Task:
Reproduce the records. Keep every word exact and include no images.

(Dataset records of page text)
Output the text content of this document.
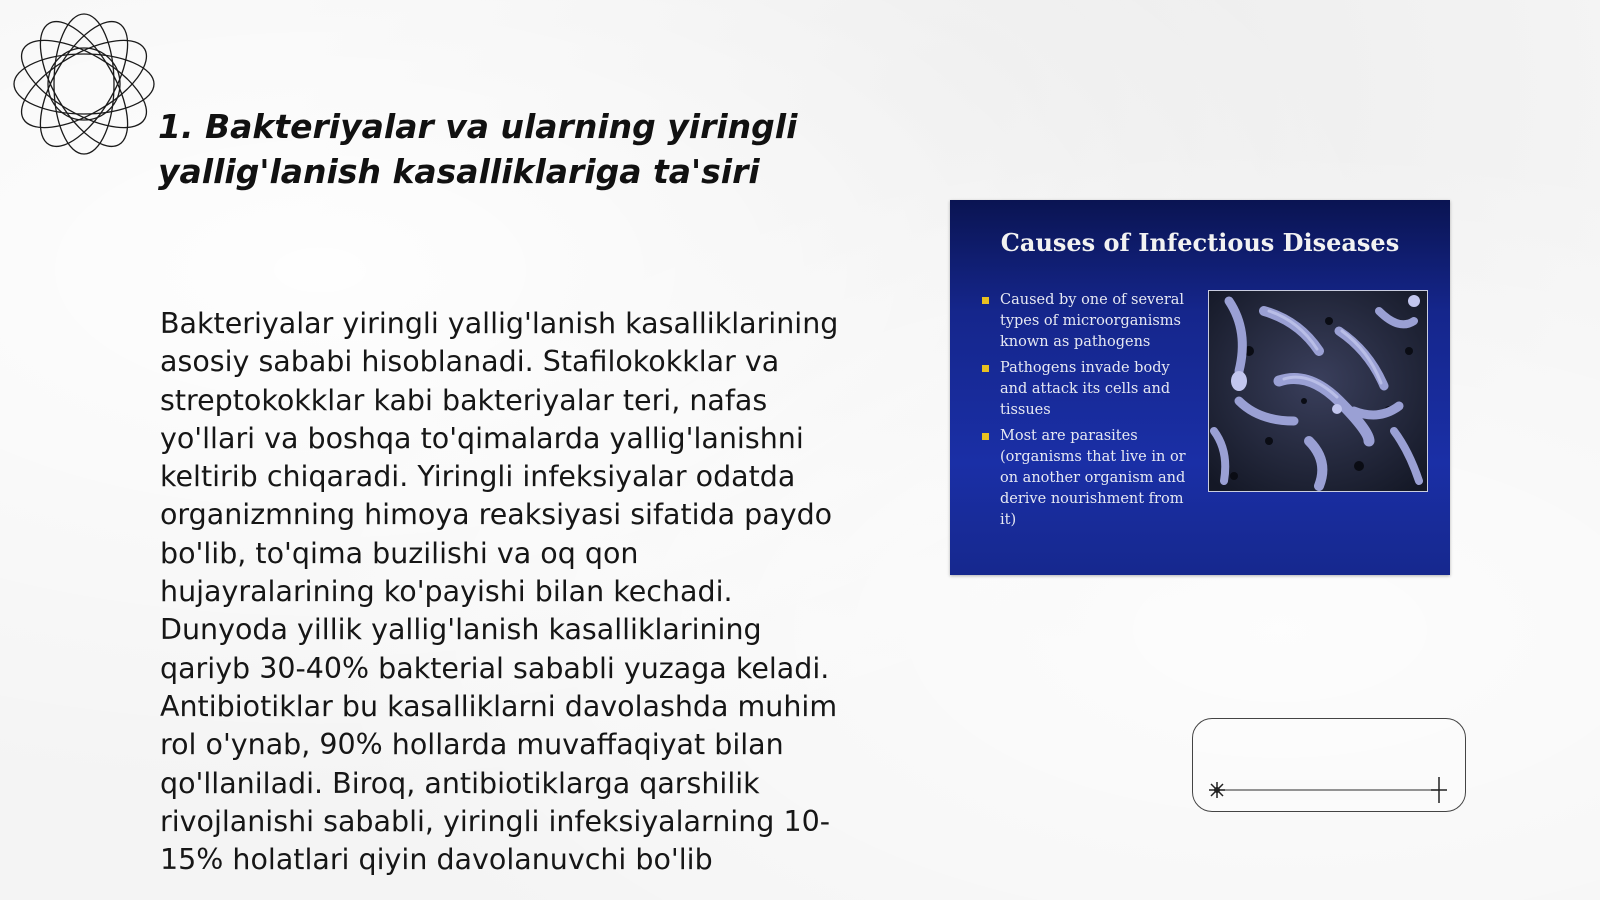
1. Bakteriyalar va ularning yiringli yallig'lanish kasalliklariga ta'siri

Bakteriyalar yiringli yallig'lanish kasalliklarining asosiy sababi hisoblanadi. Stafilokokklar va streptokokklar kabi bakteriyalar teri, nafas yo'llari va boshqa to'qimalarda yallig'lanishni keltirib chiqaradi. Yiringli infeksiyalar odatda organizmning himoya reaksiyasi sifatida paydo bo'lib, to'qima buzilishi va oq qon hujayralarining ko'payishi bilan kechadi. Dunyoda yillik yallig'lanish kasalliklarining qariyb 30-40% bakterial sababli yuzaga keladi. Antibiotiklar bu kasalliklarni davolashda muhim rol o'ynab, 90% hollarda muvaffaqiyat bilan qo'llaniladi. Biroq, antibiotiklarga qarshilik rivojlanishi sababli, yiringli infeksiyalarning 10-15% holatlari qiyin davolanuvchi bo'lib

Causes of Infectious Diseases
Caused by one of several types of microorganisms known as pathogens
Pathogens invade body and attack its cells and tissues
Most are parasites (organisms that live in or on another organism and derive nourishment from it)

Reply:
Output the text content of this document.
1. Bakteriyalar va ularning yiringli yallig'lanish kasalliklariga ta'siri

Bakteriyalar yiringli yallig'lanish kasalliklarining asosiy sababi hisoblanadi. Stafilokokklar va streptokokklar kabi bakteriyalar teri, nafas yo'llari va boshqa to'qimalarda yallig'lanishni keltirib chiqaradi. Yiringli infeksiyalar odatda organizmning himoya reaksiyasi sifatida paydo bo'lib, to'qima buzilishi va oq qon hujayralarining ko'payishi bilan kechadi. Dunyoda yillik yallig'lanish kasalliklarining qariyb 30-40% bakterial sababli yuzaga keladi. Antibiotiklar bu kasalliklarni davolashda muhim rol o'ynab, 90% hollarda muvaffaqiyat bilan qo'llaniladi. Biroq, antibiotiklarga qarshilik rivojlanishi sababli, yiringli infeksiyalarning 10-15% holatlari qiyin davolanuvchi bo'lib

Causes of Infectious Diseases
Caused by one of several types of microorganisms known as pathogens
Pathogens invade body and attack its cells and tissues
Most are parasites (organisms that live in or on another organism and derive nourishment from it)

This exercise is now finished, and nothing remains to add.